■ **Record list**

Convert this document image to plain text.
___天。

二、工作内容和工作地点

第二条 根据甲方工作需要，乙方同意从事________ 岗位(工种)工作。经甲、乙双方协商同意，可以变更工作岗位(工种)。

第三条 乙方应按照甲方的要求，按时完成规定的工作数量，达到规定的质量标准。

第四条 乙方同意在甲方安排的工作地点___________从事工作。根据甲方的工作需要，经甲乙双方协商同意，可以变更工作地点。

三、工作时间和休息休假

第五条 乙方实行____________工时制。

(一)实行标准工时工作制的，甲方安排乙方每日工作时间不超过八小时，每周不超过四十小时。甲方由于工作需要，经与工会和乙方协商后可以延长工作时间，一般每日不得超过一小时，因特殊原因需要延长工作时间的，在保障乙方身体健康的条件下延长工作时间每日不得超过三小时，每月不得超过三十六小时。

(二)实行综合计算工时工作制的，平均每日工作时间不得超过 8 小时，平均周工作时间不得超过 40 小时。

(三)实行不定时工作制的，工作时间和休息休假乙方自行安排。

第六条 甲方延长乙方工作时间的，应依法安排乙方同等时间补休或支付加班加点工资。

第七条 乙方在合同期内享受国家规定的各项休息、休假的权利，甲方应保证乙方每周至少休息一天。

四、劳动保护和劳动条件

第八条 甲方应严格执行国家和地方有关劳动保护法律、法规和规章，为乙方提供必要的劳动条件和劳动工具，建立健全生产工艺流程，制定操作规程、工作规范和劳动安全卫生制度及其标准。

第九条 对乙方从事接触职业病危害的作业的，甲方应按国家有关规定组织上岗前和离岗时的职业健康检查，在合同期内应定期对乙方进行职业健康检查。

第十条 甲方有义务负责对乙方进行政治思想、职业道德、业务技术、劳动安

■ **What you will do**
Write out every entry word for word.

■ **Solution to the exercise**
Convert this document image to plain text.
___天。

二、工作内容和工作地点

第二条 根据甲方工作需要，乙方同意从事________ 岗位(工种)工作。经甲、乙双方协商同意，可以变更工作岗位(工种)。

第三条 乙方应按照甲方的要求，按时完成规定的工作数量，达到规定的质量标准。

第四条 乙方同意在甲方安排的工作地点___________从事工作。根据甲方的工作需要，经甲乙双方协商同意，可以变更工作地点。

三、工作时间和休息休假

第五条 乙方实行____________工时制。

(一)实行标准工时工作制的，甲方安排乙方每日工作时间不超过八小时，每周不超过四十小时。甲方由于工作需要，经与工会和乙方协商后可以延长工作时间，一般每日不得超过一小时，因特殊原因需要延长工作时间的，在保障乙方身体健康的条件下延长工作时间每日不得超过三小时，每月不得超过三十六小时。

(二)实行综合计算工时工作制的，平均每日工作时间不得超过 8 小时，平均周工作时间不得超过 40 小时。

(三)实行不定时工作制的，工作时间和休息休假乙方自行安排。

第六条 甲方延长乙方工作时间的，应依法安排乙方同等时间补休或支付加班加点工资。

第七条 乙方在合同期内享受国家规定的各项休息、休假的权利，甲方应保证乙方每周至少休息一天。

四、劳动保护和劳动条件

第八条 甲方应严格执行国家和地方有关劳动保护法律、法规和规章，为乙方提供必要的劳动条件和劳动工具，建立健全生产工艺流程，制定操作规程、工作规范和劳动安全卫生制度及其标准。

第九条 对乙方从事接触职业病危害的作业的，甲方应按国家有关规定组织上岗前和离岗时的职业健康检查，在合同期内应定期对乙方进行职业健康检查。

第十条 甲方有义务负责对乙方进行政治思想、职业道德、业务技术、劳动安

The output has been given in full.